WHAT THE TASK REQUIRES:
From the records below, copy every line that contains the word "межрегиональным".

+++ STORED RECORDS

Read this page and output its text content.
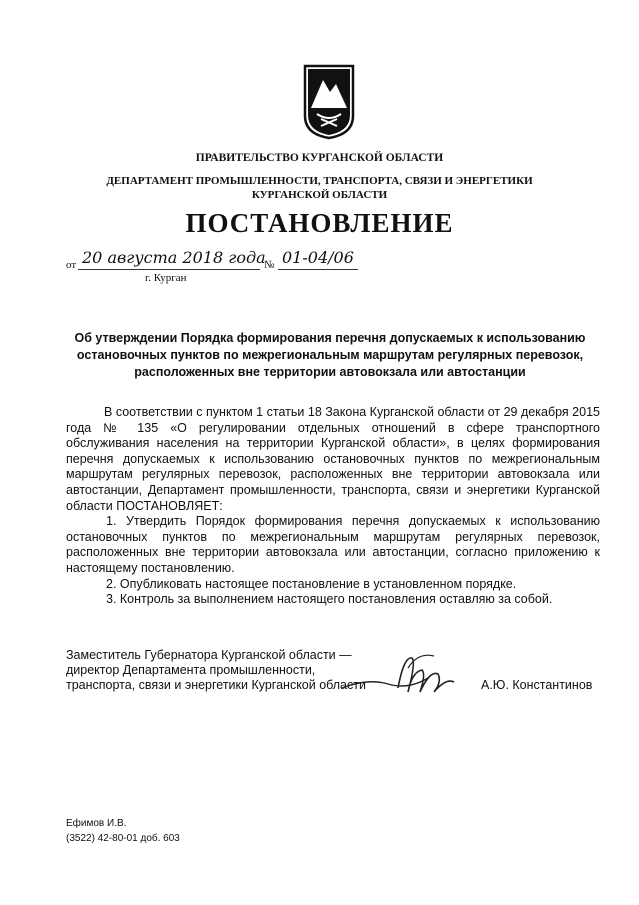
ПРАВИТЕЛЬСТВО КУРГАНСКОЙ ОБЛАСТИ
ДЕПАРТАМЕНТ ПРОМЫШЛЕННОСТИ, ТРАНСПОРТА, СВЯЗИ И ЭНЕРГЕТИКИ
КУРГАНСКОЙ ОБЛАСТИ
ПОСТАНОВЛЕНИЕ
от 20 августа 2018 года
№ 01-04/06
г. Курган
Об утверждении Порядка формирования перечня допускаемых к использованию остановочных пунктов по межрегиональным маршрутам регулярных перевозок, расположенных вне территории автовокзала или автостанции

В соответствии с пунктом 1 статьи 18 Закона Курганской области от 29 декабря 2015 года № 135 «О регулировании отдельных отношений в сфере транспортного обслуживания населения на территории Курганской области», в целях формирования перечня допускаемых к использованию остановочных пунктов по межрегиональным маршрутам регулярных перевозок, расположенных вне территории автовокзала или автостанции, Департамент промышленности, транспорта, связи и энергетики Курганской области ПОСТАНОВЛЯЕТ:

1. Утвердить Порядок формирования перечня допускаемых к использованию остановочных пунктов по межрегиональным маршрутам регулярных перевозок, расположенных вне территории автовокзала или автостанции, согласно приложению к настоящему постановлению.

2. Опубликовать настоящее постановление в установленном порядке.

3. Контроль за выполнением настоящего постановления оставляю за собой.

Заместитель Губернатора Курганской области —
директор Департамента промышленности,
транспорта, связи и энергетики Курганской области	А.Ю. Константинов
Ефимов И.В.
(3522) 42-80-01 доб. 603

++++++

RESULT:
Об утверждении Порядка формирования перечня допускаемых к использованию остановочных пунктов по межрегиональным маршрутам регулярных перевозок, расположенных вне территории автовокзала или автостанции
В соответствии с пунктом 1 статьи 18 Закона Курганской области от 29 декабря 2015 года № 135 «О регулировании отдельных отношений в сфере транспортного обслуживания населения на территории Курганской области», в целях формирования перечня допускаемых к использованию остановочных пунктов по межрегиональным маршрутам регулярных перевозок, расположенных вне территории автовокзала или автостанции, Департамент промышленности, транспорта, связи и энергетики Курганской области ПОСТАНОВЛЯЕТ:
1. Утвердить Порядок формирования перечня допускаемых к использованию остановочных пунктов по межрегиональным маршрутам регулярных перевозок, расположенных вне территории автовокзала или автостанции, согласно приложению к настоящему постановлению.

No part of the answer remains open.